YOUR OBJECTIVE »
Total the lines of the listing below that hold the word "edge". Output nothing except that number.
BEGIN GIVEN RECORDS
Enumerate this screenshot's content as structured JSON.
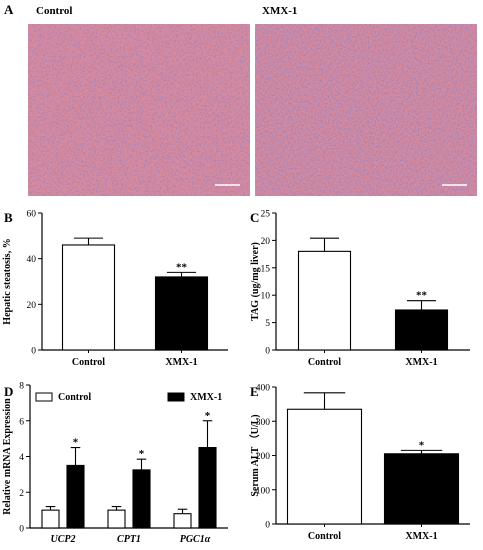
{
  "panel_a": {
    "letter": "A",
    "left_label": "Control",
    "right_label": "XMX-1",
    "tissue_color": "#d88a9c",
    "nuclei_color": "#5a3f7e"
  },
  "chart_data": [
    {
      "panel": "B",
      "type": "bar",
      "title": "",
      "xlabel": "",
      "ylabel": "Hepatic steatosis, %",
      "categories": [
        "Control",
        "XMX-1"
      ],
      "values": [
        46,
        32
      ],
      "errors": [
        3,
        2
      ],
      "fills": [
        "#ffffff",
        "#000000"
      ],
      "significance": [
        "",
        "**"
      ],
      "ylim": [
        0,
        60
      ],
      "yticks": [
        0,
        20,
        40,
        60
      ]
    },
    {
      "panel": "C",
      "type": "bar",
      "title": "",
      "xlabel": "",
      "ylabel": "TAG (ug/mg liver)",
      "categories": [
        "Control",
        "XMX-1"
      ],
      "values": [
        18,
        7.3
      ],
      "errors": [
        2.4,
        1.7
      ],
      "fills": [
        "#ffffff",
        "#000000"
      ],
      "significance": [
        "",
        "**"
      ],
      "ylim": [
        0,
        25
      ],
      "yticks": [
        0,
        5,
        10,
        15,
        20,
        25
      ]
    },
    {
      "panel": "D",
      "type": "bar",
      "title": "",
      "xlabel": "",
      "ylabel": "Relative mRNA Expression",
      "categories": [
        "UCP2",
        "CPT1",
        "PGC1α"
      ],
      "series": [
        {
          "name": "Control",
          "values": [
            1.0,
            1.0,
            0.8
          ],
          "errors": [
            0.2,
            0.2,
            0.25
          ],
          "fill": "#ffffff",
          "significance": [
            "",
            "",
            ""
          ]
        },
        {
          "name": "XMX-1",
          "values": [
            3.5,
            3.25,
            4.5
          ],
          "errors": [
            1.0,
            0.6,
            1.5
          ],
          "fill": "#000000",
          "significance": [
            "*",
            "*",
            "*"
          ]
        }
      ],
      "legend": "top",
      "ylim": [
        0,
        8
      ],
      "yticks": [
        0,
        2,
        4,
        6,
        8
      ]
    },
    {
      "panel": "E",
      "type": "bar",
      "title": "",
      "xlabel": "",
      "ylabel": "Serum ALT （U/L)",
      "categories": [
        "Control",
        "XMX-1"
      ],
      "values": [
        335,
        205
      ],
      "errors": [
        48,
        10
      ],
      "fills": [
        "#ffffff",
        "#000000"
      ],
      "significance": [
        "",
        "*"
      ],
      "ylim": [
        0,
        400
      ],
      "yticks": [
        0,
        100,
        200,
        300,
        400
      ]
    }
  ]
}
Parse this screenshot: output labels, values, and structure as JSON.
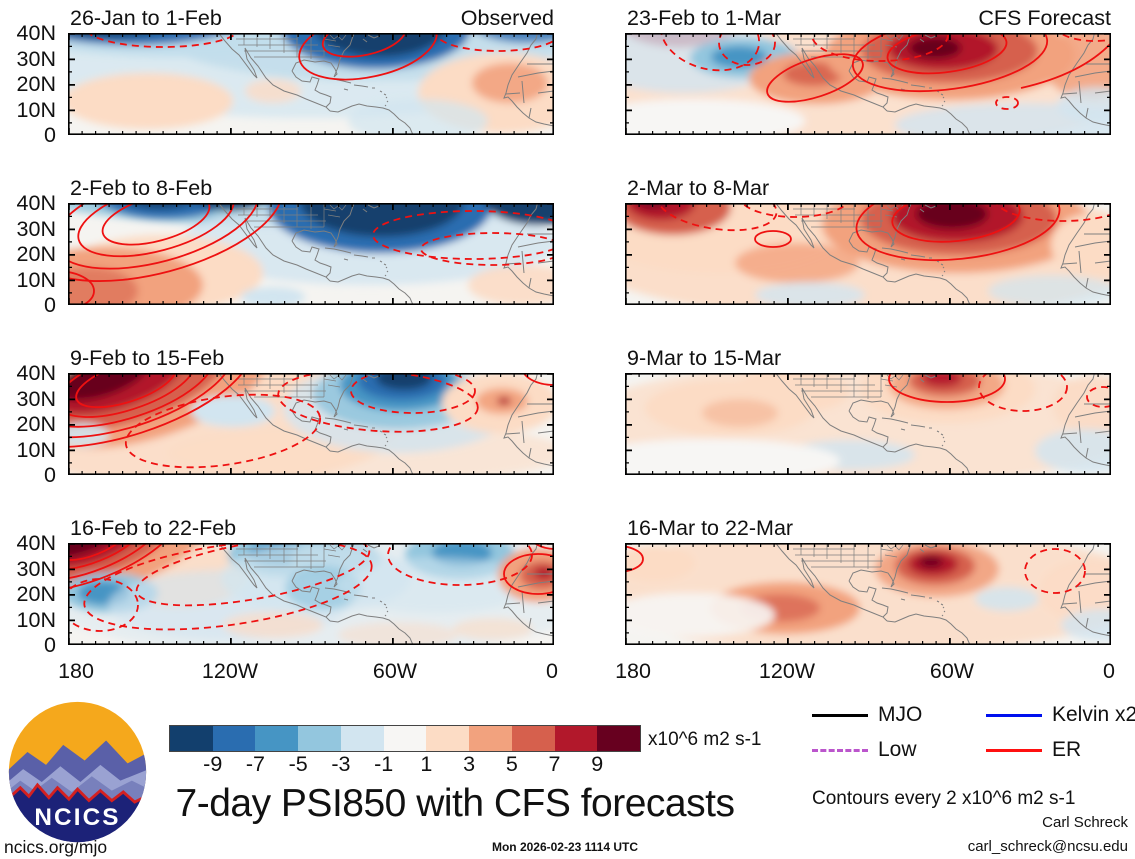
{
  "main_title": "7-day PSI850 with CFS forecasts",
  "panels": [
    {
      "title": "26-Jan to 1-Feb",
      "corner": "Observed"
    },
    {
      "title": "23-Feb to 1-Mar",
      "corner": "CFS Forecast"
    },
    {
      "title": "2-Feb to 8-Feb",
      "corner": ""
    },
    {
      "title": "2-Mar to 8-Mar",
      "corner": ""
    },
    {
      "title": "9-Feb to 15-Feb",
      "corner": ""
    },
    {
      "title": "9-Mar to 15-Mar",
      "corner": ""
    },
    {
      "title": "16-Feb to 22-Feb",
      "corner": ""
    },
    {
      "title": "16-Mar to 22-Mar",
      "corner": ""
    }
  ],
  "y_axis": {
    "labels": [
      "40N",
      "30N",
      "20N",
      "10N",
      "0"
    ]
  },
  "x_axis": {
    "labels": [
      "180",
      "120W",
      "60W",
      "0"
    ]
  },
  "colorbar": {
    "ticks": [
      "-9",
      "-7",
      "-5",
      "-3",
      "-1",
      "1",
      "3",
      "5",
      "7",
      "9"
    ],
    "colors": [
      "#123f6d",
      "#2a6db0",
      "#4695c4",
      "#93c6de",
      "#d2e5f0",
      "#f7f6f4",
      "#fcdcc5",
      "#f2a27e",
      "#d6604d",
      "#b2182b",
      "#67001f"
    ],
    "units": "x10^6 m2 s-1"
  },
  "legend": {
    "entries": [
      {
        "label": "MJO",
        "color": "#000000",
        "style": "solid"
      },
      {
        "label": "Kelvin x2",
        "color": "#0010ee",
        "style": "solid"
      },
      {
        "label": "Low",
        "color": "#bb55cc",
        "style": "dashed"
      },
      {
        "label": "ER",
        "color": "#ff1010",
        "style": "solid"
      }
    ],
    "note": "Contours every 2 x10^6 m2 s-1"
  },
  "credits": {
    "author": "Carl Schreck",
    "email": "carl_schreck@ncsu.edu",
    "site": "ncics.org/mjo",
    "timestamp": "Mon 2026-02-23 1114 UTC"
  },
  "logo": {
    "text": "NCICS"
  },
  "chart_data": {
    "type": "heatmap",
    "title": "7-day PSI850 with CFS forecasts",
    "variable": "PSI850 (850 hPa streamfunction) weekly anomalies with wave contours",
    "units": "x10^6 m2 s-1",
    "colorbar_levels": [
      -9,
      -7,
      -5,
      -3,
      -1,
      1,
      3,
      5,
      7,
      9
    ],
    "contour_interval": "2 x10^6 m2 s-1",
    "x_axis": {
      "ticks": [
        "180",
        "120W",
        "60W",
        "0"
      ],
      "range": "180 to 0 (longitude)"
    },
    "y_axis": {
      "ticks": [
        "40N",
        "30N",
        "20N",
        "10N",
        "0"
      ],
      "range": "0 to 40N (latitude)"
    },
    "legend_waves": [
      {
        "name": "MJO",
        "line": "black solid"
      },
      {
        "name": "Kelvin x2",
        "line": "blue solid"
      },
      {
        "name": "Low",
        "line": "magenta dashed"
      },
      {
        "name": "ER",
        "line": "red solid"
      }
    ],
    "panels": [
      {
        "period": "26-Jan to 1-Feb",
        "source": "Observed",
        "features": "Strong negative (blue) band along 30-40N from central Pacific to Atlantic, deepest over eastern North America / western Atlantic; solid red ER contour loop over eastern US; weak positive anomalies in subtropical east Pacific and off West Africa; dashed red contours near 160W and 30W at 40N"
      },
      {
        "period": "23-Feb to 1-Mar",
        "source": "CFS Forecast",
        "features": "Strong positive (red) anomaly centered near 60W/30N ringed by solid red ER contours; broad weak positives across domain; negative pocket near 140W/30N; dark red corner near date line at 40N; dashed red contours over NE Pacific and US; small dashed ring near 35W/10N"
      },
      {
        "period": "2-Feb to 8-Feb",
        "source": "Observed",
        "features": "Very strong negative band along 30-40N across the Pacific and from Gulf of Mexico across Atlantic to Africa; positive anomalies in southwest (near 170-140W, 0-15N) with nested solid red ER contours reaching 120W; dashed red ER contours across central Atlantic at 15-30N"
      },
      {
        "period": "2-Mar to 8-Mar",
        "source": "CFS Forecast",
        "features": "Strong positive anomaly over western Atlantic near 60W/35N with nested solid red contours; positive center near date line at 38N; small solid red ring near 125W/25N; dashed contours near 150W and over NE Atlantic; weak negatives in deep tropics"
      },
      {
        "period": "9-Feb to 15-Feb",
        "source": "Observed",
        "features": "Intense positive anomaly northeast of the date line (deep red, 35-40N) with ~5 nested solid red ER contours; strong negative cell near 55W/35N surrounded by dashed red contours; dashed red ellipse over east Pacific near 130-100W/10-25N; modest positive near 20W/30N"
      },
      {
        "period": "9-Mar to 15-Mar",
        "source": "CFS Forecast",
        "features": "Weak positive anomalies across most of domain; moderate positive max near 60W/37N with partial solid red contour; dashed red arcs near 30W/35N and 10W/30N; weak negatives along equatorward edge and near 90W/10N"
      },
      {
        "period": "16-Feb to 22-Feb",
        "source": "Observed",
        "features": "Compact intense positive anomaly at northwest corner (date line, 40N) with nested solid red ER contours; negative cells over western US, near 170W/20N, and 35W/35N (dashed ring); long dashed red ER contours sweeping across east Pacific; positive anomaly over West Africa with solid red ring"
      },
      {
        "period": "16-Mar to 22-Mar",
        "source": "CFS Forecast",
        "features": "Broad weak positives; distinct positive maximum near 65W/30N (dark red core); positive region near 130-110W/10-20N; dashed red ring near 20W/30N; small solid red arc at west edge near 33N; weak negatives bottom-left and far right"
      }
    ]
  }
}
END GIVEN RECORDS
REPLY »
2